▶ [What you are asked to do]: Each line of the data below either holds "Root" or does not. Report how many do, and only that.

▶ [Exercise materials]:
══════════════════════════════

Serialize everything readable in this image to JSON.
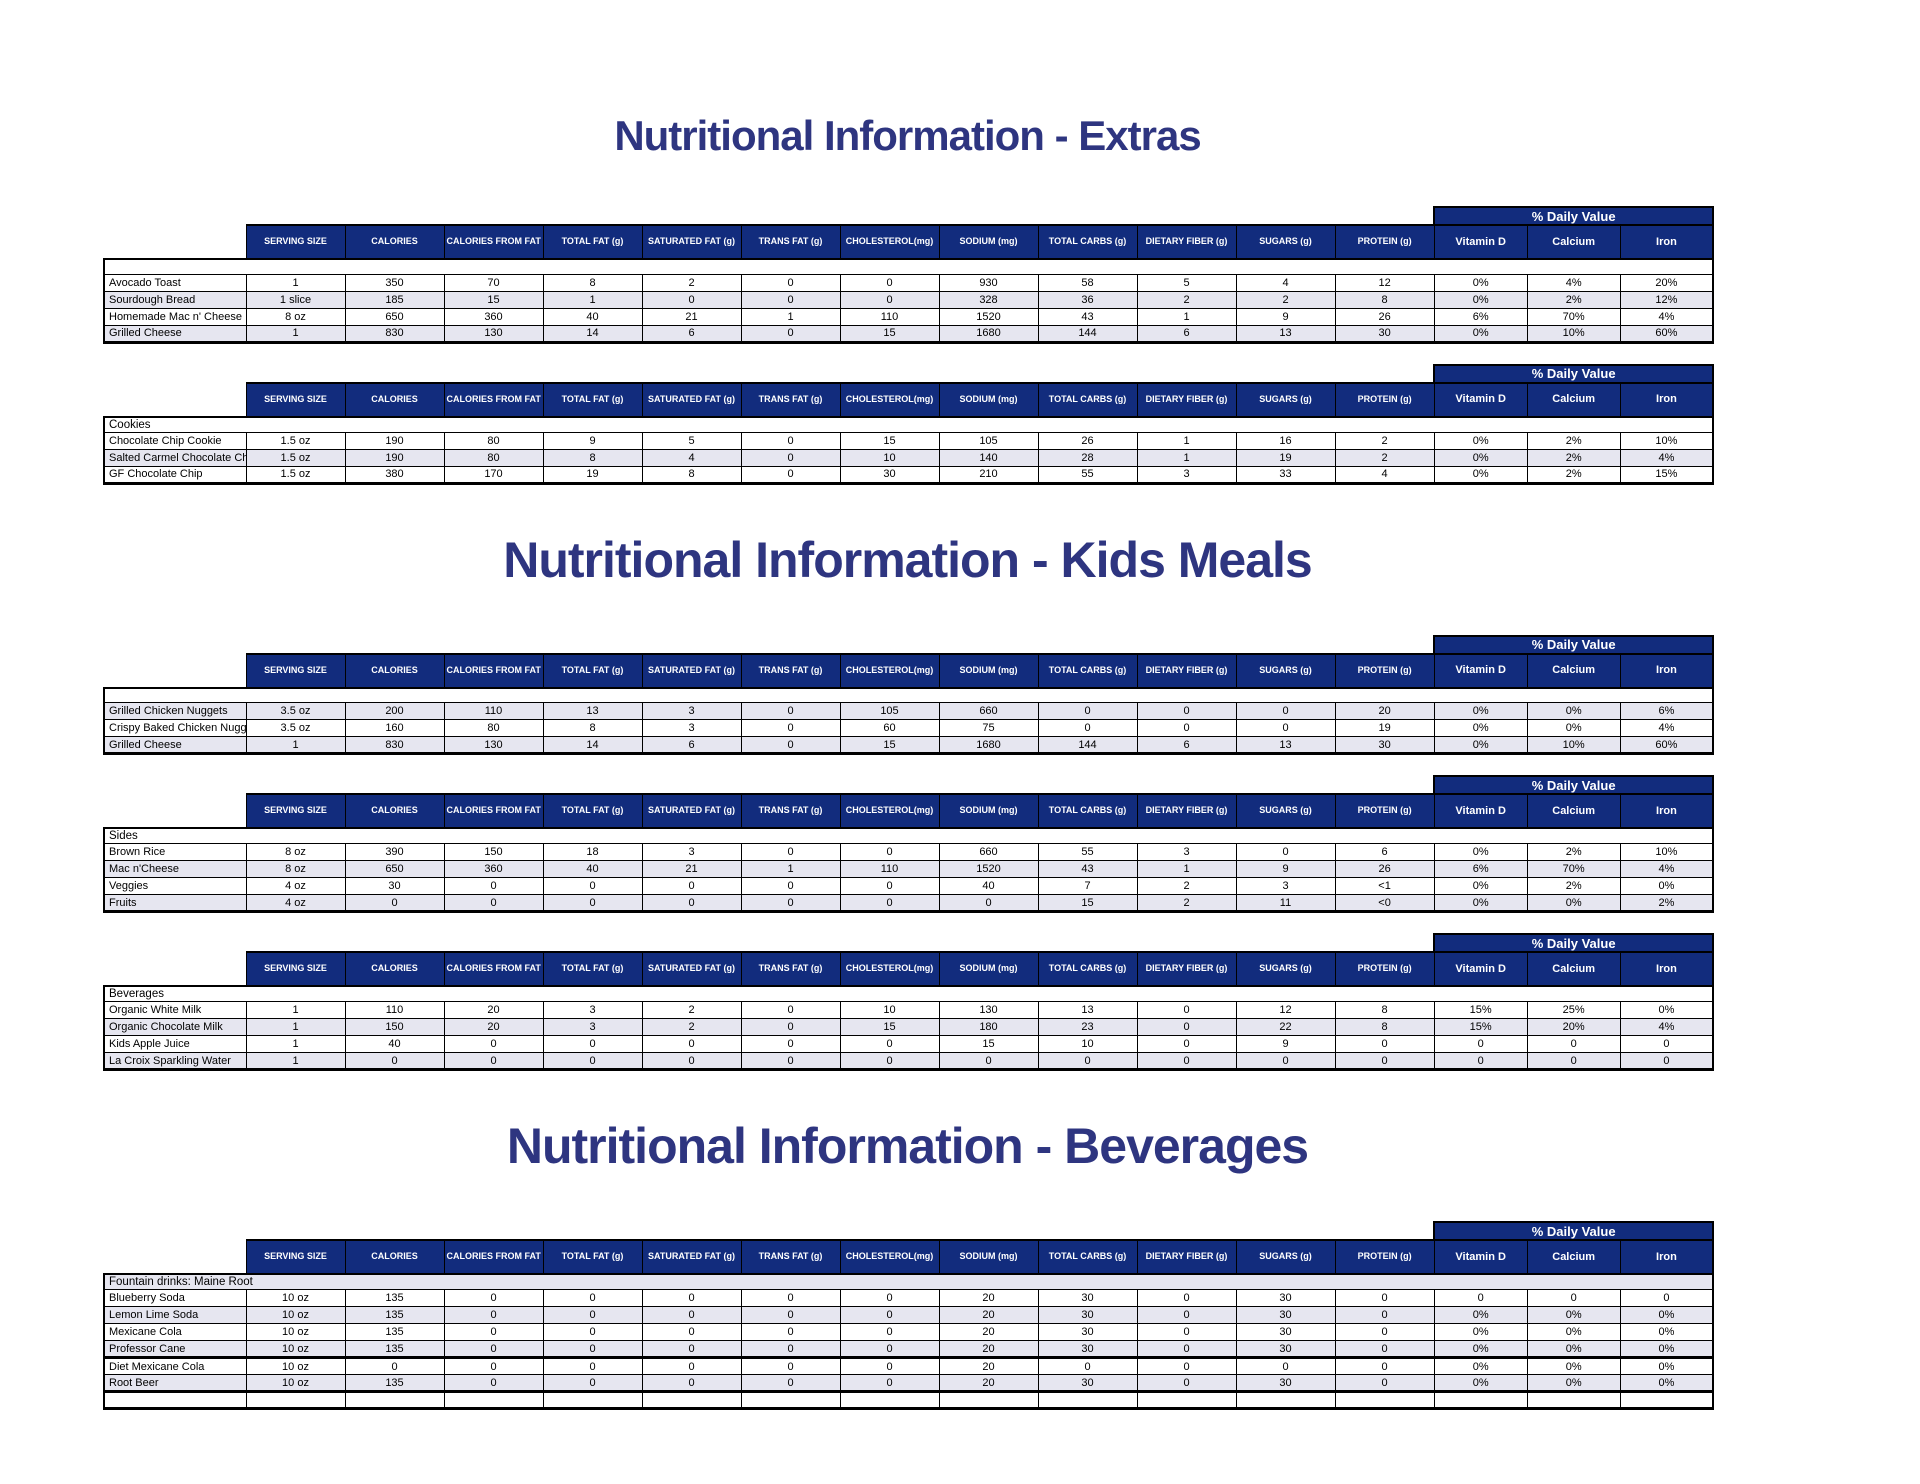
{
  "document": {
    "titles": [
      "Nutritional Information - Extras",
      "Nutritional Information - Kids Meals",
      "Nutritional Information - Beverages"
    ]
  },
  "colors": {
    "header_navy": "#122c7d",
    "shaded_row": "#e6e6f0",
    "title_indigo": "#2e3580"
  },
  "table_header": {
    "daily_value": "% Daily Value",
    "columns": [
      "SERVING SIZE",
      "CALORIES",
      "CALORIES FROM FAT",
      "TOTAL FAT (g)",
      "SATURATED FAT (g)",
      "TRANS FAT (g)",
      "CHOLESTEROL(mg)",
      "SODIUM (mg)",
      "TOTAL CARBS (g)",
      "DIETARY FIBER (g)",
      "SUGARS (g)",
      "PROTEIN (g)"
    ],
    "daily_value_columns": [
      "Vitamin D",
      "Calcium",
      "Iron"
    ]
  },
  "tables": [
    {
      "group_label": "",
      "group_shaded": false,
      "rows": [
        {
          "name": "Avocado Toast",
          "shaded": false,
          "values": [
            "1",
            "350",
            "70",
            "8",
            "2",
            "0",
            "0",
            "930",
            "58",
            "5",
            "4",
            "12",
            "0%",
            "4%",
            "20%"
          ]
        },
        {
          "name": "Sourdough Bread",
          "shaded": true,
          "values": [
            "1 slice",
            "185",
            "15",
            "1",
            "0",
            "0",
            "0",
            "328",
            "36",
            "2",
            "2",
            "8",
            "0%",
            "2%",
            "12%"
          ]
        },
        {
          "name": "Homemade Mac n' Cheese",
          "shaded": false,
          "values": [
            "8 oz",
            "650",
            "360",
            "40",
            "21",
            "1",
            "110",
            "1520",
            "43",
            "1",
            "9",
            "26",
            "6%",
            "70%",
            "4%"
          ]
        },
        {
          "name": "Grilled Cheese",
          "shaded": true,
          "values": [
            "1",
            "830",
            "130",
            "14",
            "6",
            "0",
            "15",
            "1680",
            "144",
            "6",
            "13",
            "30",
            "0%",
            "10%",
            "60%"
          ]
        }
      ]
    },
    {
      "group_label": "Cookies",
      "group_shaded": false,
      "rows": [
        {
          "name": "Chocolate Chip Cookie",
          "shaded": false,
          "values": [
            "1.5 oz",
            "190",
            "80",
            "9",
            "5",
            "0",
            "15",
            "105",
            "26",
            "1",
            "16",
            "2",
            "0%",
            "2%",
            "10%"
          ]
        },
        {
          "name": "Salted Carmel Chocolate Chunk",
          "shaded": true,
          "values": [
            "1.5 oz",
            "190",
            "80",
            "8",
            "4",
            "0",
            "10",
            "140",
            "28",
            "1",
            "19",
            "2",
            "0%",
            "2%",
            "4%"
          ]
        },
        {
          "name": "GF Chocolate Chip",
          "shaded": false,
          "values": [
            "1.5 oz",
            "380",
            "170",
            "19",
            "8",
            "0",
            "30",
            "210",
            "55",
            "3",
            "33",
            "4",
            "0%",
            "2%",
            "15%"
          ]
        }
      ]
    },
    {
      "group_label": "",
      "group_shaded": false,
      "rows": [
        {
          "name": "Grilled Chicken Nuggets",
          "shaded": true,
          "values": [
            "3.5 oz",
            "200",
            "110",
            "13",
            "3",
            "0",
            "105",
            "660",
            "0",
            "0",
            "0",
            "20",
            "0%",
            "0%",
            "6%"
          ]
        },
        {
          "name": "Crispy Baked Chicken Nuggets",
          "shaded": false,
          "values": [
            "3.5 oz",
            "160",
            "80",
            "8",
            "3",
            "0",
            "60",
            "75",
            "0",
            "0",
            "0",
            "19",
            "0%",
            "0%",
            "4%"
          ]
        },
        {
          "name": "Grilled Cheese",
          "shaded": true,
          "values": [
            "1",
            "830",
            "130",
            "14",
            "6",
            "0",
            "15",
            "1680",
            "144",
            "6",
            "13",
            "30",
            "0%",
            "10%",
            "60%"
          ]
        }
      ]
    },
    {
      "group_label": "Sides",
      "group_shaded": false,
      "rows": [
        {
          "name": "Brown Rice",
          "shaded": false,
          "values": [
            "8 oz",
            "390",
            "150",
            "18",
            "3",
            "0",
            "0",
            "660",
            "55",
            "3",
            "0",
            "6",
            "0%",
            "2%",
            "10%"
          ]
        },
        {
          "name": "Mac n'Cheese",
          "shaded": true,
          "values": [
            "8 oz",
            "650",
            "360",
            "40",
            "21",
            "1",
            "110",
            "1520",
            "43",
            "1",
            "9",
            "26",
            "6%",
            "70%",
            "4%"
          ]
        },
        {
          "name": "Veggies",
          "shaded": false,
          "values": [
            "4 oz",
            "30",
            "0",
            "0",
            "0",
            "0",
            "0",
            "40",
            "7",
            "2",
            "3",
            "<1",
            "0%",
            "2%",
            "0%"
          ]
        },
        {
          "name": "Fruits",
          "shaded": true,
          "values": [
            "4 oz",
            "0",
            "0",
            "0",
            "0",
            "0",
            "0",
            "0",
            "15",
            "2",
            "11",
            "<0",
            "0%",
            "0%",
            "2%"
          ]
        }
      ]
    },
    {
      "group_label": "Beverages",
      "group_shaded": false,
      "rows": [
        {
          "name": "Organic White Milk",
          "shaded": false,
          "values": [
            "1",
            "110",
            "20",
            "3",
            "2",
            "0",
            "10",
            "130",
            "13",
            "0",
            "12",
            "8",
            "15%",
            "25%",
            "0%"
          ]
        },
        {
          "name": "Organic Chocolate Milk",
          "shaded": true,
          "values": [
            "1",
            "150",
            "20",
            "3",
            "2",
            "0",
            "15",
            "180",
            "23",
            "0",
            "22",
            "8",
            "15%",
            "20%",
            "4%"
          ]
        },
        {
          "name": "Kids Apple Juice",
          "shaded": false,
          "values": [
            "1",
            "40",
            "0",
            "0",
            "0",
            "0",
            "0",
            "15",
            "10",
            "0",
            "9",
            "0",
            "0",
            "0",
            "0"
          ]
        },
        {
          "name": "La Croix Sparkling Water",
          "shaded": true,
          "values": [
            "1",
            "0",
            "0",
            "0",
            "0",
            "0",
            "0",
            "0",
            "0",
            "0",
            "0",
            "0",
            "0",
            "0",
            "0"
          ]
        }
      ]
    },
    {
      "group_label": "Fountain drinks: Maine Root",
      "group_shaded": true,
      "rows": [
        {
          "name": "Blueberry Soda",
          "shaded": false,
          "values": [
            "10 oz",
            "135",
            "0",
            "0",
            "0",
            "0",
            "0",
            "20",
            "30",
            "0",
            "30",
            "0",
            "0",
            "0",
            "0"
          ]
        },
        {
          "name": "Lemon Lime Soda",
          "shaded": true,
          "values": [
            "10 oz",
            "135",
            "0",
            "0",
            "0",
            "0",
            "0",
            "20",
            "30",
            "0",
            "30",
            "0",
            "0%",
            "0%",
            "0%"
          ]
        },
        {
          "name": "Mexicane Cola",
          "shaded": false,
          "values": [
            "10 oz",
            "135",
            "0",
            "0",
            "0",
            "0",
            "0",
            "20",
            "30",
            "0",
            "30",
            "0",
            "0%",
            "0%",
            "0%"
          ]
        },
        {
          "name": "Professor Cane",
          "shaded": true,
          "values": [
            "10 oz",
            "135",
            "0",
            "0",
            "0",
            "0",
            "0",
            "20",
            "30",
            "0",
            "30",
            "0",
            "0%",
            "0%",
            "0%"
          ]
        },
        {
          "name": "Diet Mexicane Cola",
          "shaded": false,
          "thick_top": true,
          "values": [
            "10 oz",
            "0",
            "0",
            "0",
            "0",
            "0",
            "0",
            "20",
            "0",
            "0",
            "0",
            "0",
            "0%",
            "0%",
            "0%"
          ]
        },
        {
          "name": "Root Beer",
          "shaded": true,
          "values": [
            "10 oz",
            "135",
            "0",
            "0",
            "0",
            "0",
            "0",
            "20",
            "30",
            "0",
            "30",
            "0",
            "0%",
            "0%",
            "0%"
          ]
        },
        {
          "name": "",
          "shaded": false,
          "thick_top": true,
          "values": [
            "",
            "",
            "",
            "",
            "",
            "",
            "",
            "",
            "",
            "",
            "",
            "",
            "",
            "",
            ""
          ]
        }
      ]
    }
  ]
}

══════════════════════════════

▶ [Exercise solution]: 2